The request:
Say how many lines in the data below contain the word "Заявки", and give no other text.

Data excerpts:
____________________
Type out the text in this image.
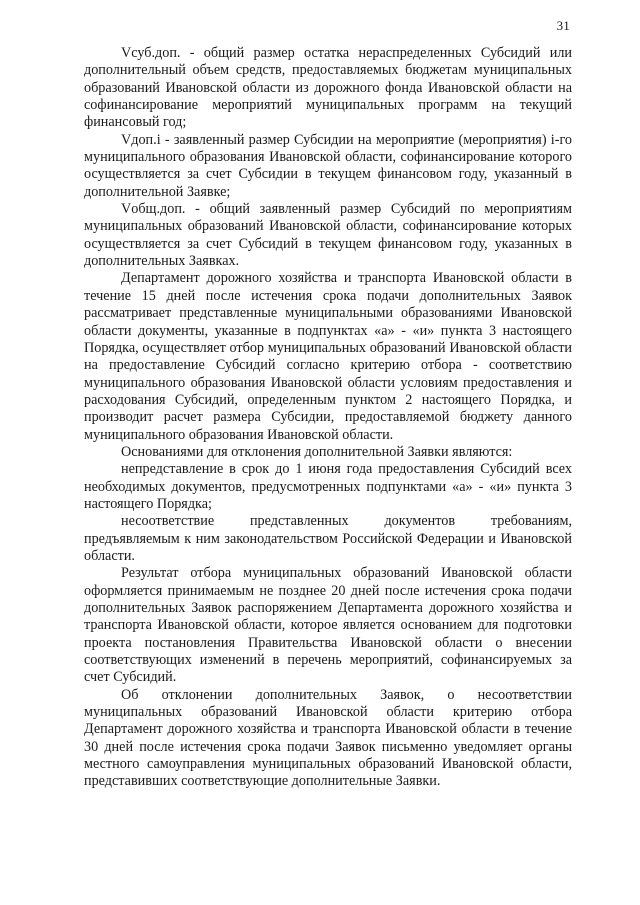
31

Vсуб.доп. - общий размер остатка нераспределенных Субсидий или дополнительный объем средств, предоставляемых бюджетам муниципальных образований Ивановской области из дорожного фонда Ивановской области на софинансирование мероприятий муниципальных программ на текущий финансовый год;

Vдоп.i - заявленный размер Субсидии на мероприятие (мероприятия) i-го муниципального образования Ивановской области, софинансирование которого осуществляется за счет Субсидии в текущем финансовом году, указанный в дополнительной Заявке;

Vобщ.доп. - общий заявленный размер Субсидий по мероприятиям муниципальных образований Ивановской области, софинансирование которых осуществляется за счет Субсидий в текущем финансовом году, указанных в дополнительных Заявках.

Департамент дорожного хозяйства и транспорта Ивановской области в течение 15 дней после истечения срока подачи дополнительных Заявок рассматривает представленные муниципальными образованиями Ивановской области документы, указанные в подпунктах «а» - «и» пункта 3 настоящего Порядка, осуществляет отбор муниципальных образований Ивановской области на предоставление Субсидий согласно критерию отбора - соответствию муниципального образования Ивановской области условиям предоставления и расходования Субсидий, определенным пунктом 2 настоящего Порядка, и производит расчет размера Субсидии, предоставляемой бюджету данного муниципального образования Ивановской области.

Основаниями для отклонения дополнительной Заявки являются:

непредставление в срок до 1 июня года предоставления Субсидий всех необходимых документов, предусмотренных подпунктами «а» - «и» пункта 3 настоящего Порядка;

несоответствие представленных документов требованиям, предъявляемым к ним законодательством Российской Федерации и Ивановской области.

Результат отбора муниципальных образований Ивановской области оформляется принимаемым не позднее 20 дней после истечения срока подачи дополнительных Заявок распоряжением Департамента дорожного хозяйства и транспорта Ивановской области, которое является основанием для подготовки проекта постановления Правительства Ивановской области о внесении соответствующих изменений в перечень мероприятий, софинансируемых за счет Субсидий.

Об отклонении дополнительных Заявок, о несоответствии муниципальных образований Ивановской области критерию отбора Департамент дорожного хозяйства и транспорта Ивановской области в течение 30 дней после истечения срока подачи Заявок письменно уведомляет органы местного самоуправления муниципальных образований Ивановской области, представивших соответствующие дополнительные Заявки.
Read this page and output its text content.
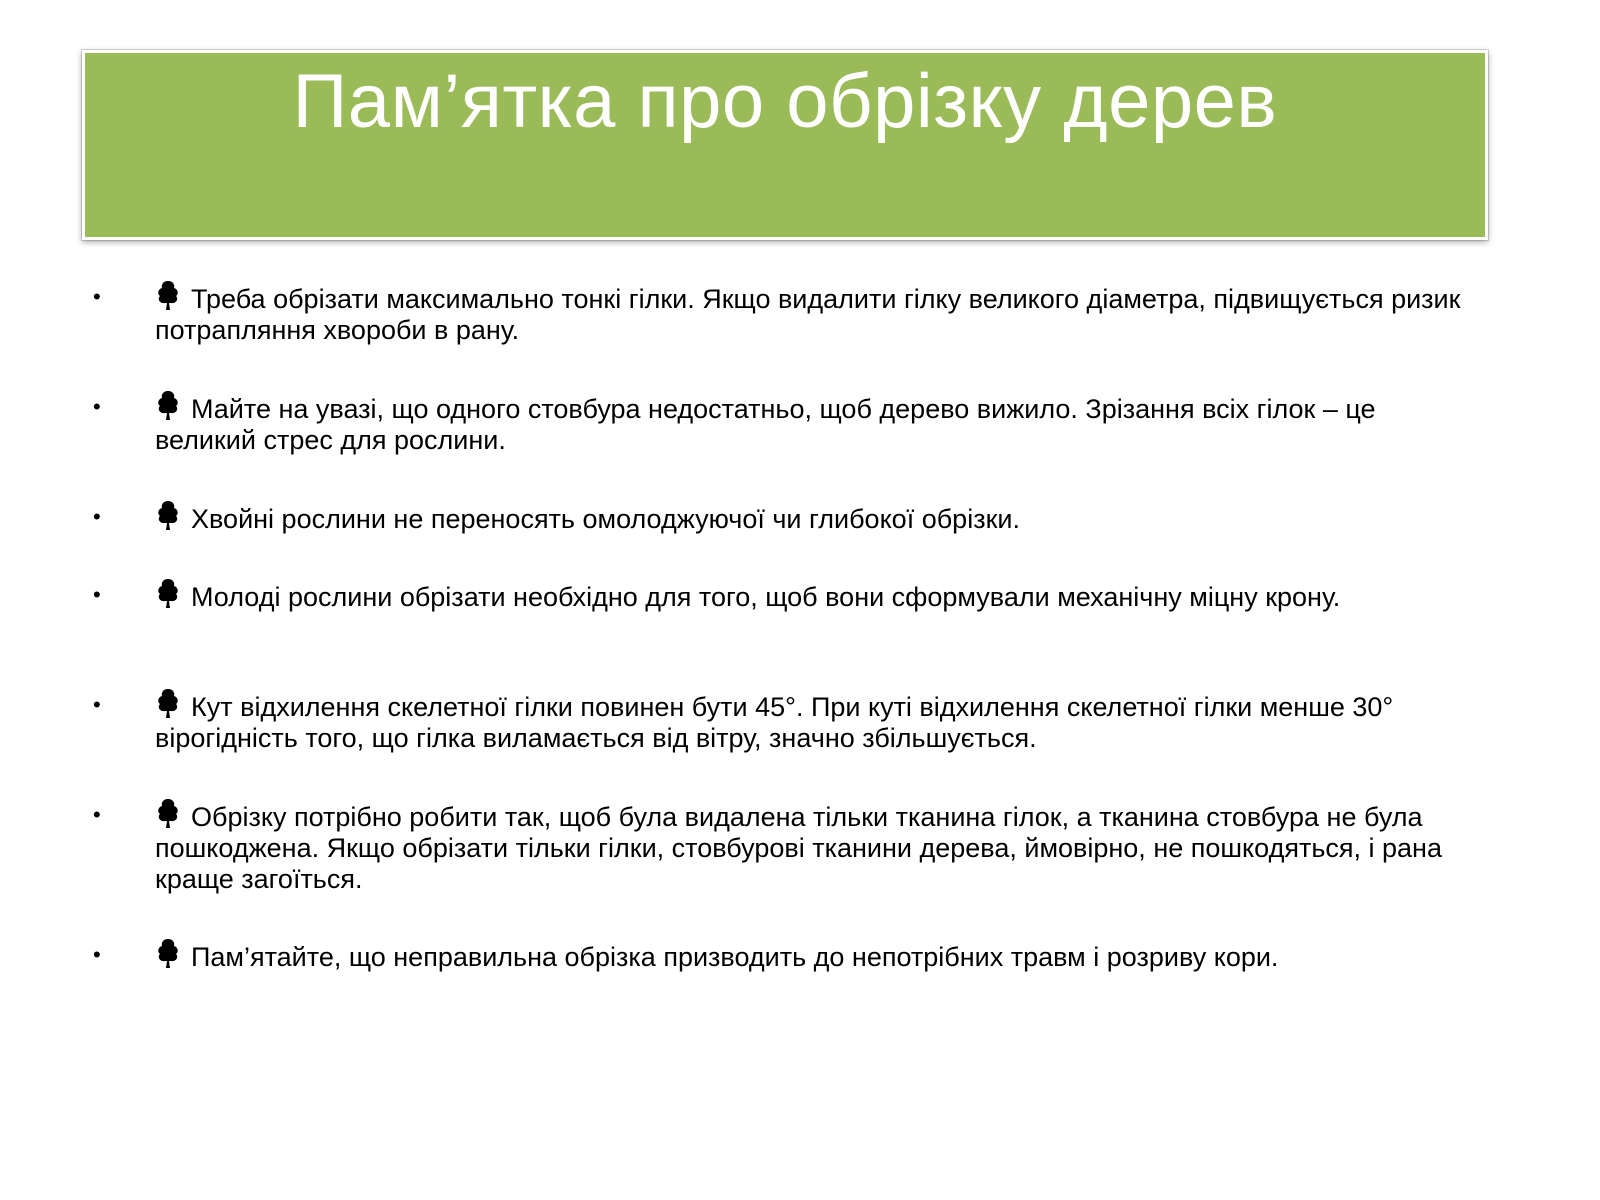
Пам’ятка про обрізку дерев
•	Треба обрізати максимально тонкі гілки. Якщо видалити гілку великого діаметра, підвищується ризик потрапляння хвороби в рану.
•	Майте на увазі, що одного стовбура недостатньо, щоб дерево вижило. Зрізання всіх гілок – це великий стрес для рослини.
•	Хвойні рослини не переносять омолоджуючої чи глибокої обрізки.
•	Молоді рослини обрізати необхідно для того, щоб вони сформували механічну міцну крону.
•	Кут відхилення скелетної гілки повинен бути 45°. При куті відхилення скелетної гілки менше 30° вірогідність того, що гілка виламається від вітру, значно збільшується.
•	Обрізку потрібно робити так, щоб була видалена тільки тканина гілок, а тканина стовбура не була пошкоджена. Якщо обрізати тільки гілки, стовбурові тканини дерева, ймовірно, не пошкодяться, і рана краще загоїться.
•	Пам’ятайте, що неправильна обрізка призводить до непотрібних травм і розриву кори.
____________________
Answer:
2